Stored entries
◆ ◆ ◆ ◆ ◆ ◆ ◆
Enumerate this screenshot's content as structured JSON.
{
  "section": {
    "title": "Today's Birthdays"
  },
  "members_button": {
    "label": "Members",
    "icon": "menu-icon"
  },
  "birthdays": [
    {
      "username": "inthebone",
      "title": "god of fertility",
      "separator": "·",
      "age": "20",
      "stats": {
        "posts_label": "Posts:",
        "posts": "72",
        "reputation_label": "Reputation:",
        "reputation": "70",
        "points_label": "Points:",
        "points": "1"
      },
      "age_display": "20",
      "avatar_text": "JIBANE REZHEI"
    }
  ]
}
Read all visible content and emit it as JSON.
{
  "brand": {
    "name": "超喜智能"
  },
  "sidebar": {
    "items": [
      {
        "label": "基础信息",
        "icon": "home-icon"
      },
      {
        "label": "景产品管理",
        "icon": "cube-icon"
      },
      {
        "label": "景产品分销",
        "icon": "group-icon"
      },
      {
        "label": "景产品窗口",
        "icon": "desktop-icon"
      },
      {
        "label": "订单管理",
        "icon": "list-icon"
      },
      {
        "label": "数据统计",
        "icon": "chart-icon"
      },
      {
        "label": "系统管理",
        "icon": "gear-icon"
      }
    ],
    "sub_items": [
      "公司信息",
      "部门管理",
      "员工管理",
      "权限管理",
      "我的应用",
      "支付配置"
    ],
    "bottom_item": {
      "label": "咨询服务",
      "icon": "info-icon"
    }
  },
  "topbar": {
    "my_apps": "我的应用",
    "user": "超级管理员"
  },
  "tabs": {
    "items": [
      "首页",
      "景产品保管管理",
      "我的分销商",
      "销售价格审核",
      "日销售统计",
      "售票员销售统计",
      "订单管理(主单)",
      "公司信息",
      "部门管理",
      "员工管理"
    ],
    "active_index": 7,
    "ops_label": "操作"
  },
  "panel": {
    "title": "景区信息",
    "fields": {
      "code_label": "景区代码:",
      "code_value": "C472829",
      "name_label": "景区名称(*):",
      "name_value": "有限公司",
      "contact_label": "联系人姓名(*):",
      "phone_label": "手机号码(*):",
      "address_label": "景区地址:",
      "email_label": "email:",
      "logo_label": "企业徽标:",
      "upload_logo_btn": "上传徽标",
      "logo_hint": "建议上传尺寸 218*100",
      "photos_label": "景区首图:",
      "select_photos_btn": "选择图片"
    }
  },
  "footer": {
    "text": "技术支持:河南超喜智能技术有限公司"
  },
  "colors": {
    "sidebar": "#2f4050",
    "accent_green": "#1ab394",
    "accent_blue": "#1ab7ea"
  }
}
◆ ◆ ◆ ◆ ◆ ◆ ◆
#### What the task asks
All the data must be duplicated exactly, with nothing added or removed.

#### Task response
Enumerate this screenshot's content as structured JSON.
{
  "section": {
    "title": "Today's Birthdays"
  },
  "members_button": {
    "label": "Members",
    "icon": "menu-icon"
  },
  "birthdays": [
    {
      "username": "inthebone",
      "title": "god of fertility",
      "separator": "·",
      "age": "20",
      "stats": {
        "posts_label": "Posts:",
        "posts": "72",
        "reputation_label": "Reputation:",
        "reputation": "70",
        "points_label": "Points:",
        "points": "1"
      },
      "age_display": "20",
      "avatar_text": "JIBANE REZHEI"
    }
  ]
}
Read all visible content and emit it as JSON.
{
  "brand": {
    "name": "超喜智能"
  },
  "sidebar": {
    "items": [
      {
        "label": "基础信息",
        "icon": "home-icon"
      },
      {
        "label": "景产品管理",
        "icon": "cube-icon"
      },
      {
        "label": "景产品分销",
        "icon": "group-icon"
      },
      {
        "label": "景产品窗口",
        "icon": "desktop-icon"
      },
      {
        "label": "订单管理",
        "icon": "list-icon"
      },
      {
        "label": "数据统计",
        "icon": "chart-icon"
      },
      {
        "label": "系统管理",
        "icon": "gear-icon"
      }
    ],
    "sub_items": [
      "公司信息",
      "部门管理",
      "员工管理",
      "权限管理",
      "我的应用",
      "支付配置"
    ],
    "bottom_item": {
      "label": "咨询服务",
      "icon": "info-icon"
    }
  },
  "topbar": {
    "my_apps": "我的应用",
    "user": "超级管理员"
  },
  "tabs": {
    "items": [
      "首页",
      "景产品保管管理",
      "我的分销商",
      "销售价格审核",
      "日销售统计",
      "售票员销售统计",
      "订单管理(主单)",
      "公司信息",
      "部门管理",
      "员工管理"
    ],
    "active_index": 7,
    "ops_label": "操作"
  },
  "panel": {
    "title": "景区信息",
    "fields": {
      "code_label": "景区代码:",
      "code_value": "C472829",
      "name_label": "景区名称(*):",
      "name_value": "有限公司",
      "contact_label": "联系人姓名(*):",
      "phone_label": "手机号码(*):",
      "address_label": "景区地址:",
      "email_label": "email:",
      "logo_label": "企业徽标:",
      "upload_logo_btn": "上传徽标",
      "logo_hint": "建议上传尺寸 218*100",
      "photos_label": "景区首图:",
      "select_photos_btn": "选择图片"
    }
  },
  "footer": {
    "text": "技术支持:河南超喜智能技术有限公司"
  },
  "colors": {
    "sidebar": "#2f4050",
    "accent_green": "#1ab394",
    "accent_blue": "#1ab7ea"
  }
}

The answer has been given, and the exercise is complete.